--- PROBLEM ---
Return every line of the listing below unchanged, keeping the original order.

(Items listed in a dataset)
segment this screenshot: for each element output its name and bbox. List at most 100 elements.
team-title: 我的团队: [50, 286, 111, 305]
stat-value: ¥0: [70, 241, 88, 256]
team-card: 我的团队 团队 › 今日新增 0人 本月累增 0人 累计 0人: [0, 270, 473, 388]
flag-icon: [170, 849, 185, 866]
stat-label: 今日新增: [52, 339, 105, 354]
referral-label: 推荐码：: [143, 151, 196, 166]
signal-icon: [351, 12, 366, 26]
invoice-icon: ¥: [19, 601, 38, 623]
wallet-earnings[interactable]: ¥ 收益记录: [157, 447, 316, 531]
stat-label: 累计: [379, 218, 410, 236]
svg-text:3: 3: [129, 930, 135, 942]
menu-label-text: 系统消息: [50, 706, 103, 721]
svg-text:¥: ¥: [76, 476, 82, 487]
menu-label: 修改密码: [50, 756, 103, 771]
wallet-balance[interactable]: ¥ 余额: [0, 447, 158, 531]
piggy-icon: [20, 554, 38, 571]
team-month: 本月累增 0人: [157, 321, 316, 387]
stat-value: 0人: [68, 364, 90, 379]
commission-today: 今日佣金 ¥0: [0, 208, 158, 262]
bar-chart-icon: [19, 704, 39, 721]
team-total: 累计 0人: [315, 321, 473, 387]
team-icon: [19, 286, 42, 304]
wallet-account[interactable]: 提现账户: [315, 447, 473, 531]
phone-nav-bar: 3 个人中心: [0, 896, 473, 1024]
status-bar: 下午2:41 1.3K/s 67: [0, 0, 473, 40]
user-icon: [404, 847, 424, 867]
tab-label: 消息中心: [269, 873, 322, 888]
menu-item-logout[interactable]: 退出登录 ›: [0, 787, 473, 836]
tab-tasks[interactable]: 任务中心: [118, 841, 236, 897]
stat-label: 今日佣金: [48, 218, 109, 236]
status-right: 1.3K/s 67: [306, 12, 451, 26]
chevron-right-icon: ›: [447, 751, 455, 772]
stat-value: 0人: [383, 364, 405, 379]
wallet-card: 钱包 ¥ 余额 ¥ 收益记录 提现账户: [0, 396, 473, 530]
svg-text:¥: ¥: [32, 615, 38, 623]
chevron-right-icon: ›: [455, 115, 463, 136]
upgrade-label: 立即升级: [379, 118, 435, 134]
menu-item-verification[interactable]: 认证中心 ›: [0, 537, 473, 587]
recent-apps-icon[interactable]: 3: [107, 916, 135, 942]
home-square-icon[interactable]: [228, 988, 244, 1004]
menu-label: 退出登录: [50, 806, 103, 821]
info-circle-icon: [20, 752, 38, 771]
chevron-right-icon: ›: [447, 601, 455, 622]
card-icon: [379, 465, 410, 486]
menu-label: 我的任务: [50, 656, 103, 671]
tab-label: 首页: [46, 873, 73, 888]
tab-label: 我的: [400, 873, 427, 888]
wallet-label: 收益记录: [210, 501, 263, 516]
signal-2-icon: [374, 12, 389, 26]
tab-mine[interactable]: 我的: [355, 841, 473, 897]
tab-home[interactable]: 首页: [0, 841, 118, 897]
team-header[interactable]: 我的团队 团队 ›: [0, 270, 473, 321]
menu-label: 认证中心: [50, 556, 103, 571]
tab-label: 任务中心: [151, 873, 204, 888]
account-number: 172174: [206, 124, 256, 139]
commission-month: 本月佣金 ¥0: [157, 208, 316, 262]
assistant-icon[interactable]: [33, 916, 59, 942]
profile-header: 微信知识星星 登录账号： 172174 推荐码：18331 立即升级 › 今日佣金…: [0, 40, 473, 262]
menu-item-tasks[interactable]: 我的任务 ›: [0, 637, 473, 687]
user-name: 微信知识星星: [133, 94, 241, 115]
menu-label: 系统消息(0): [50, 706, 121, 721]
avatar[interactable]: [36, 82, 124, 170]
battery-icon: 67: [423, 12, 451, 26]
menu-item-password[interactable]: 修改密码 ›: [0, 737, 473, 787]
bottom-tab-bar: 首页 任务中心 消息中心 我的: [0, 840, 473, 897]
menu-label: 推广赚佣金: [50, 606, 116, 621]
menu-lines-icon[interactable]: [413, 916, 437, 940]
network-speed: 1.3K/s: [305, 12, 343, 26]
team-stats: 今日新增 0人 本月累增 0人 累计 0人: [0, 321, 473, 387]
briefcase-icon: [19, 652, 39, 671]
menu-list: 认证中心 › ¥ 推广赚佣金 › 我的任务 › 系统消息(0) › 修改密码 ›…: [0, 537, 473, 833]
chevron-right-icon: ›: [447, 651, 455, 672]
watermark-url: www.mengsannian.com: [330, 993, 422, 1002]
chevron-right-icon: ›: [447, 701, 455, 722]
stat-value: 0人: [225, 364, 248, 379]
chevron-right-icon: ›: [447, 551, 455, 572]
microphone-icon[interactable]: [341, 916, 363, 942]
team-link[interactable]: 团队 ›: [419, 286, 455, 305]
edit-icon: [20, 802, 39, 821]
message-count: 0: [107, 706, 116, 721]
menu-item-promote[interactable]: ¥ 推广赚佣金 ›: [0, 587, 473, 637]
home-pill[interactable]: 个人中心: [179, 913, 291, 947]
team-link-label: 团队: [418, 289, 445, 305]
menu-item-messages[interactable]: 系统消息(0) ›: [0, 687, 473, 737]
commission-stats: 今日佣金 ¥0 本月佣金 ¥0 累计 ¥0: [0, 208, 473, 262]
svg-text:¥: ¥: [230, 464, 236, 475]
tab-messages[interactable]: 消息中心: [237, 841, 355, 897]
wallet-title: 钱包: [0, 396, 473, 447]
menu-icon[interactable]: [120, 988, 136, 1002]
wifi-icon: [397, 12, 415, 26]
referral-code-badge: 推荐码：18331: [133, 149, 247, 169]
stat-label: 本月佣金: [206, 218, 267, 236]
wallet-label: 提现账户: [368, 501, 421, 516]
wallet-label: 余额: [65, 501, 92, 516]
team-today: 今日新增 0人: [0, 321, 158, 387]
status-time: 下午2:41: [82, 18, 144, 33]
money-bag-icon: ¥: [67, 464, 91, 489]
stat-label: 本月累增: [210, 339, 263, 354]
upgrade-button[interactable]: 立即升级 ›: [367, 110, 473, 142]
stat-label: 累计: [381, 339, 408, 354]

--- THE RESPONSE ---
segment this screenshot: for each element output its name and bbox. List at most 100 elements.
team-title: 我的团队: [50, 286, 111, 305]
stat-value: ¥0: [70, 241, 88, 256]
team-card: 我的团队 团队 › 今日新增 0人 本月累增 0人 累计 0人: [0, 270, 473, 388]
flag-icon: [170, 849, 185, 866]
stat-label: 今日新增: [52, 339, 105, 354]
referral-label: 推荐码：: [143, 151, 196, 166]
signal-icon: [351, 12, 366, 26]
invoice-icon: ¥: [19, 601, 38, 623]
wallet-earnings[interactable]: ¥ 收益记录: [157, 447, 316, 531]
stat-label: 累计: [379, 218, 410, 236]
svg-text:3: 3: [129, 930, 135, 942]
menu-label-text: 系统消息: [50, 706, 103, 721]
svg-text:¥: ¥: [76, 476, 82, 487]
menu-label: 修改密码: [50, 756, 103, 771]
wallet-balance[interactable]: ¥ 余额: [0, 447, 158, 531]
piggy-icon: [20, 554, 38, 571]
team-month: 本月累增 0人: [157, 321, 316, 387]
stat-value: 0人: [68, 364, 90, 379]
commission-today: 今日佣金 ¥0: [0, 208, 158, 262]
bar-chart-icon: [19, 704, 39, 721]
team-total: 累计 0人: [315, 321, 473, 387]
team-icon: [19, 286, 42, 304]
wallet-account[interactable]: 提现账户: [315, 447, 473, 531]
phone-nav-bar: 3 个人中心: [0, 896, 473, 1024]
status-bar: 下午2:41 1.3K/s 67: [0, 0, 473, 40]
user-icon: [404, 847, 424, 867]
tab-label: 消息中心: [269, 873, 322, 888]
menu-item-logout[interactable]: 退出登录 ›: [0, 787, 473, 836]
tab-tasks[interactable]: 任务中心: [118, 841, 236, 897]
stat-label: 今日佣金: [48, 218, 109, 236]
status-right: 1.3K/s 67: [306, 12, 451, 26]
chevron-right-icon: ›: [447, 751, 455, 772]
stat-value: 0人: [383, 364, 405, 379]
wallet-card: 钱包 ¥ 余额 ¥ 收益记录 提现账户: [0, 396, 473, 530]
svg-text:¥: ¥: [32, 615, 38, 623]
chevron-right-icon: ›: [455, 115, 463, 136]
upgrade-label: 立即升级: [379, 118, 435, 134]
menu-item-verification[interactable]: 认证中心 ›: [0, 537, 473, 587]
recent-apps-icon[interactable]: 3: [107, 916, 135, 942]
home-square-icon[interactable]: [228, 988, 244, 1004]
menu-label: 退出登录: [50, 806, 103, 821]
info-circle-icon: [20, 752, 38, 771]
chevron-right-icon: ›: [447, 601, 455, 622]
card-icon: [379, 465, 410, 486]
menu-label: 我的任务: [50, 656, 103, 671]
tab-label: 首页: [46, 873, 73, 888]
tab-label: 我的: [400, 873, 427, 888]
wallet-label: 收益记录: [210, 501, 263, 516]
signal-2-icon: [374, 12, 389, 26]
tab-mine[interactable]: 我的: [355, 841, 473, 897]
tab-home[interactable]: 首页: [0, 841, 118, 897]
team-header[interactable]: 我的团队 团队 ›: [0, 270, 473, 321]
menu-label: 认证中心: [50, 556, 103, 571]
tab-label: 任务中心: [151, 873, 204, 888]
account-number: 172174: [206, 124, 256, 139]
commission-month: 本月佣金 ¥0: [157, 208, 316, 262]
assistant-icon[interactable]: [33, 916, 59, 942]
profile-header: 微信知识星星 登录账号： 172174 推荐码：18331 立即升级 › 今日佣金…: [0, 40, 473, 262]
menu-item-tasks[interactable]: 我的任务 ›: [0, 637, 473, 687]
user-name: 微信知识星星: [133, 94, 241, 115]
menu-label: 系统消息(0): [50, 706, 121, 721]
avatar[interactable]: [36, 82, 124, 170]
battery-icon: 67: [423, 12, 451, 26]
menu-item-password[interactable]: 修改密码 ›: [0, 737, 473, 787]
bottom-tab-bar: 首页 任务中心 消息中心 我的: [0, 840, 473, 897]
menu-label: 推广赚佣金: [50, 606, 116, 621]
menu-lines-icon[interactable]: [413, 916, 437, 940]
network-speed: 1.3K/s: [305, 12, 343, 26]
team-stats: 今日新增 0人 本月累增 0人 累计 0人: [0, 321, 473, 387]
briefcase-icon: [19, 652, 39, 671]
menu-list: 认证中心 › ¥ 推广赚佣金 › 我的任务 › 系统消息(0) › 修改密码 ›…: [0, 537, 473, 833]
chevron-right-icon: ›: [447, 651, 455, 672]
watermark-url: www.mengsannian.com: [330, 993, 422, 1002]
chevron-right-icon: ›: [447, 701, 455, 722]
stat-value: 0人: [225, 364, 248, 379]
chevron-right-icon: ›: [447, 551, 455, 572]
microphone-icon[interactable]: [341, 916, 363, 942]
team-link[interactable]: 团队 ›: [419, 286, 455, 305]
edit-icon: [20, 802, 39, 821]
message-count: 0: [107, 706, 116, 721]
menu-item-promote[interactable]: ¥ 推广赚佣金 ›: [0, 587, 473, 637]
home-pill[interactable]: 个人中心: [179, 913, 291, 947]
team-link-label: 团队: [418, 289, 445, 305]
menu-item-messages[interactable]: 系统消息(0) ›: [0, 687, 473, 737]
commission-stats: 今日佣金 ¥0 本月佣金 ¥0 累计 ¥0: [0, 208, 473, 262]
svg-text:¥: ¥: [230, 464, 236, 475]
tab-messages[interactable]: 消息中心: [237, 841, 355, 897]
wallet-title: 钱包: [0, 396, 473, 447]
menu-icon[interactable]: [120, 988, 136, 1002]
wifi-icon: [397, 12, 415, 26]
referral-code-badge: 推荐码：18331: [133, 149, 247, 169]
stat-label: 本月佣金: [206, 218, 267, 236]
wallet-label: 提现账户: [368, 501, 421, 516]
wallet-label: 余额: [65, 501, 92, 516]
team-today: 今日新增 0人: [0, 321, 158, 387]
status-time: 下午2:41: [82, 18, 144, 33]
money-bag-icon: ¥: [67, 464, 91, 489]
stat-label: 本月累增: [210, 339, 263, 354]
upgrade-button[interactable]: 立即升级 ›: [367, 110, 473, 142]
stat-label: 累计: [381, 339, 408, 354]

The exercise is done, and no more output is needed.